Problem requirements:
Extract each line containing the string "button".

##### Record excerpts

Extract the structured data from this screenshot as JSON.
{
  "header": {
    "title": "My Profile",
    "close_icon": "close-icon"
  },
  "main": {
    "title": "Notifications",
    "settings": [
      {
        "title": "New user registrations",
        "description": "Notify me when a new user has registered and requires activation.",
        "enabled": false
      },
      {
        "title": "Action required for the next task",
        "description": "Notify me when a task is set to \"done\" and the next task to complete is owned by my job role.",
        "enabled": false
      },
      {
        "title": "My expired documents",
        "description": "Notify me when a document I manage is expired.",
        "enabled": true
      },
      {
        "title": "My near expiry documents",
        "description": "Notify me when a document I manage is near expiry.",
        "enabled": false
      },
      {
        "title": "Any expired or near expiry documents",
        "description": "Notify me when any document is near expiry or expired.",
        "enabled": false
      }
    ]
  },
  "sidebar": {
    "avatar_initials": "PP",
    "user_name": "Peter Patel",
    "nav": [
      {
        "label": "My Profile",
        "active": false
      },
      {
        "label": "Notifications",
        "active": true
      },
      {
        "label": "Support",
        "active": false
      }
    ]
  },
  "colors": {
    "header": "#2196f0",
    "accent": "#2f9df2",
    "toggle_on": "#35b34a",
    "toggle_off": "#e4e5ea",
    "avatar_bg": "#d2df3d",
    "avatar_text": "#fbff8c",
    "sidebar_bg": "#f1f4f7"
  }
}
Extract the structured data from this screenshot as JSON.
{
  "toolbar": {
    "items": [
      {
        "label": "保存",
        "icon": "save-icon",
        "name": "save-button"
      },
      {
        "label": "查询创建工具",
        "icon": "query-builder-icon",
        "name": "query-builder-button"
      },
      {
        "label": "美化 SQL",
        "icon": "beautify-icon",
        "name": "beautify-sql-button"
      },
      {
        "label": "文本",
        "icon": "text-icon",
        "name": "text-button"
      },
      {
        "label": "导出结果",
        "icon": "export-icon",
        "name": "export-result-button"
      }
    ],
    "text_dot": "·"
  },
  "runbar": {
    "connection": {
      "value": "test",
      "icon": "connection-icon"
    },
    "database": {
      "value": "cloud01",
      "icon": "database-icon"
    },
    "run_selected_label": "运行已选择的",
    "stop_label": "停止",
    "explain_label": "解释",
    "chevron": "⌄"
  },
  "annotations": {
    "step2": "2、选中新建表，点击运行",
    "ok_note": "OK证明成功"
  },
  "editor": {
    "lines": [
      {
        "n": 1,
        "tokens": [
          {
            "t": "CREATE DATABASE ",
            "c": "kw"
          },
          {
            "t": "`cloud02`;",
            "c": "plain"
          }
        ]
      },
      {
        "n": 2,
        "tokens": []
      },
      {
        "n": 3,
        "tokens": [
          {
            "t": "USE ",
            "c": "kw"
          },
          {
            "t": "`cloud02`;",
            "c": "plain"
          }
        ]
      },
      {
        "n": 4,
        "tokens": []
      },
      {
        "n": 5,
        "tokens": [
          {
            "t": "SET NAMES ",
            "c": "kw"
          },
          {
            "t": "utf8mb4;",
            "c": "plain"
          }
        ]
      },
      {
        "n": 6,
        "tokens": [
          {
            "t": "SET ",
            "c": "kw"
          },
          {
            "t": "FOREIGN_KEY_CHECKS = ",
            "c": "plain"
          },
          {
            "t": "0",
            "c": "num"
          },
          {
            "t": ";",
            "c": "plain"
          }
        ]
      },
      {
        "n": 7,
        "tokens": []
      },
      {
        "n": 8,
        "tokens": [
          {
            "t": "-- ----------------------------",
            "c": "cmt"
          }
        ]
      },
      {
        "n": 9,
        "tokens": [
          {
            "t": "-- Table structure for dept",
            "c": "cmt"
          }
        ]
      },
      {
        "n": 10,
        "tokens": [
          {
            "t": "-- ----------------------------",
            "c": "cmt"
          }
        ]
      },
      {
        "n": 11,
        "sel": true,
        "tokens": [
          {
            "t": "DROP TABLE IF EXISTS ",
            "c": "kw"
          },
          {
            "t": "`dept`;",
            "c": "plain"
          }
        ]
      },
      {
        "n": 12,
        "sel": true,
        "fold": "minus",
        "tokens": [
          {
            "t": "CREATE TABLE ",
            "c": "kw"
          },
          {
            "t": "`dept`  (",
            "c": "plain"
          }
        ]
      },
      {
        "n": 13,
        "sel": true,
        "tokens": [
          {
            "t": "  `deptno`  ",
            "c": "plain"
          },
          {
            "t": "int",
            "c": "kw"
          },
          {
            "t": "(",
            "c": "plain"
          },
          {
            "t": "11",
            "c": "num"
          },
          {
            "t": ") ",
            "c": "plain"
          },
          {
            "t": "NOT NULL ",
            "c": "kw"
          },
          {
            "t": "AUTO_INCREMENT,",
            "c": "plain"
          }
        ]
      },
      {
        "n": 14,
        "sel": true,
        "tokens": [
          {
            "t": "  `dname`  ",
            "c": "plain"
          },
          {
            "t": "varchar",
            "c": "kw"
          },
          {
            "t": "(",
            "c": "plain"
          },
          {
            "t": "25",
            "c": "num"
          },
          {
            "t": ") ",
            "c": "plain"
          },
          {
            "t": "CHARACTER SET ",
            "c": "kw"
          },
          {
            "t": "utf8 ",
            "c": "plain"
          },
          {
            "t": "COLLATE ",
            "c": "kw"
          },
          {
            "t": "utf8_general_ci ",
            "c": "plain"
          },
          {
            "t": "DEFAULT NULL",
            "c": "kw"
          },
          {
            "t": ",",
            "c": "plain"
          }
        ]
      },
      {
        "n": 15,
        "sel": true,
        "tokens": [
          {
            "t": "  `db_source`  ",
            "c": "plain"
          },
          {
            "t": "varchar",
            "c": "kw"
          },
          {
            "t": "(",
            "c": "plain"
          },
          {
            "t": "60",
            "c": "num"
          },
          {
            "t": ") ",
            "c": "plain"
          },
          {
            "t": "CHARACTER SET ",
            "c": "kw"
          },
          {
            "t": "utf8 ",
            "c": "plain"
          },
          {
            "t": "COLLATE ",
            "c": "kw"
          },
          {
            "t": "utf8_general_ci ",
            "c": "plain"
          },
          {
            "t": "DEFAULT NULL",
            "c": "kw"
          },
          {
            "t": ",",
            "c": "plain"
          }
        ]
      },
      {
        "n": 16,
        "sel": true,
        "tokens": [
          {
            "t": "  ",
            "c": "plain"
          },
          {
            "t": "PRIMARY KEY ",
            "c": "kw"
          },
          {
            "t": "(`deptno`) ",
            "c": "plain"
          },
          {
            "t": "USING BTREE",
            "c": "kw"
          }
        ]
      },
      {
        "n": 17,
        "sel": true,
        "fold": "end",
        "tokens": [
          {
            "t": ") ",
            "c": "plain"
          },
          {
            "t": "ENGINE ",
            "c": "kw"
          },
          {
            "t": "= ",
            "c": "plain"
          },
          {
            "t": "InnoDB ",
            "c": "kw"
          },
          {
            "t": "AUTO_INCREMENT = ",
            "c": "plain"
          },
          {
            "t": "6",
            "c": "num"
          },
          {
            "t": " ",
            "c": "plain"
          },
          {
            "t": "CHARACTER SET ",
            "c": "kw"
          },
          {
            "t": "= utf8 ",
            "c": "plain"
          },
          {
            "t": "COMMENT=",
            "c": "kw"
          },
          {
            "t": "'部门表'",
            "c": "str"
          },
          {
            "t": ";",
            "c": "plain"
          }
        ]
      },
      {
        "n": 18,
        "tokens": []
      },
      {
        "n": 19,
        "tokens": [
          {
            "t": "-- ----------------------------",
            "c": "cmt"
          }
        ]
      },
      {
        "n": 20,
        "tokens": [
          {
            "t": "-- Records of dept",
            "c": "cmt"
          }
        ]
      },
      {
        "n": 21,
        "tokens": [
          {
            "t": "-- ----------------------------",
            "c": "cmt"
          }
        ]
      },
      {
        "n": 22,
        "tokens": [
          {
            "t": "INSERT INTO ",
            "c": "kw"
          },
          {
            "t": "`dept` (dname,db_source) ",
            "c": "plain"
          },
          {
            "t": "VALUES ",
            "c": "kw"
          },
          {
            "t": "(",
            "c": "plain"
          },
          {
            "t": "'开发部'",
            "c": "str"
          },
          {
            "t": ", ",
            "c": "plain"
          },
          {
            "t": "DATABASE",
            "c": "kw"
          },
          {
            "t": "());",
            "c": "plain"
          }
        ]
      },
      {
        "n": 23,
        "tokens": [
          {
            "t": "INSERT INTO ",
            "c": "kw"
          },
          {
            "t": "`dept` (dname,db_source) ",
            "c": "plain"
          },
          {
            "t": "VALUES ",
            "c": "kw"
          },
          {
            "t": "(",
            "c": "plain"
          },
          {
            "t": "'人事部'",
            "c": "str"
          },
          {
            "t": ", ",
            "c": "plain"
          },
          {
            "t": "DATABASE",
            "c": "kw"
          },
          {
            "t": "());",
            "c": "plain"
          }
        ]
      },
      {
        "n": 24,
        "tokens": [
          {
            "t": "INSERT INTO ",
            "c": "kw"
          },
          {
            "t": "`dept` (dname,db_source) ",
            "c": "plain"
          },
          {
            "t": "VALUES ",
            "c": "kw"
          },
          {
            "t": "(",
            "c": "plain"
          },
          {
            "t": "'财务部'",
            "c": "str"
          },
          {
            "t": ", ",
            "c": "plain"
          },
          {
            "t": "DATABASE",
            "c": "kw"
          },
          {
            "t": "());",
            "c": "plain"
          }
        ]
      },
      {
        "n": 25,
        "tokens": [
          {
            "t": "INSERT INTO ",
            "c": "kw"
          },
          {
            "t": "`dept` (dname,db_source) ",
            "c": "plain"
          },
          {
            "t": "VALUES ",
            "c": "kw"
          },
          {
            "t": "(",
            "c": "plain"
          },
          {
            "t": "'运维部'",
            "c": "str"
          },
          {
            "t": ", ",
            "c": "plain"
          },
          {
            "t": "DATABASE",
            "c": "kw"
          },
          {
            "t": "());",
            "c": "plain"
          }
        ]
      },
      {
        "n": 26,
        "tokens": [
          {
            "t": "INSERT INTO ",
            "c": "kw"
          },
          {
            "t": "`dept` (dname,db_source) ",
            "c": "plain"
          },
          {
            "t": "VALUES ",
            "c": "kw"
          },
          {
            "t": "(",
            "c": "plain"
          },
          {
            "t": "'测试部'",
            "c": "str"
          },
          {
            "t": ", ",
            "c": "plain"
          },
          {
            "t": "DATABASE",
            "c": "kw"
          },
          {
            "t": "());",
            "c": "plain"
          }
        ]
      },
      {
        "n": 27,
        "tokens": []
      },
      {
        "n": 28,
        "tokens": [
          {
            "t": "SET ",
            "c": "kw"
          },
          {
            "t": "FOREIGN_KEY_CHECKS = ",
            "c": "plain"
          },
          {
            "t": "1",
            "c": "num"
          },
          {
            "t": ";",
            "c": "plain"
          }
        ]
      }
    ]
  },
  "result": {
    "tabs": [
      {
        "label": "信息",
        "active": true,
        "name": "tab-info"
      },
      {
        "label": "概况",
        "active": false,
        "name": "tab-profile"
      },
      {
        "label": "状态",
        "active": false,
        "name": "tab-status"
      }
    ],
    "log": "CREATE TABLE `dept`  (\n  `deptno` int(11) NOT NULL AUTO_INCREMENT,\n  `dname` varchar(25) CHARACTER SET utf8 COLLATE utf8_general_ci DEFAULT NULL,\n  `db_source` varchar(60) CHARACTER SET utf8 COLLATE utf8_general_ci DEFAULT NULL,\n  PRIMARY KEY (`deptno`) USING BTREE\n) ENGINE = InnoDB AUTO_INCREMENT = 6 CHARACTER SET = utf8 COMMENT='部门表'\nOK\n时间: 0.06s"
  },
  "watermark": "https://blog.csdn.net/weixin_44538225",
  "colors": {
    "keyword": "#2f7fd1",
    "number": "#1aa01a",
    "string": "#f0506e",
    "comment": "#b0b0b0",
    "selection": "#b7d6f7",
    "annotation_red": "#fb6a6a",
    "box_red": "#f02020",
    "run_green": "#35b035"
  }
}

##########

The reply:
        "name": "save-button"
        "name": "query-builder-button"
        "name": "beautify-sql-button"
        "name": "text-button"
        "name": "export-result-button"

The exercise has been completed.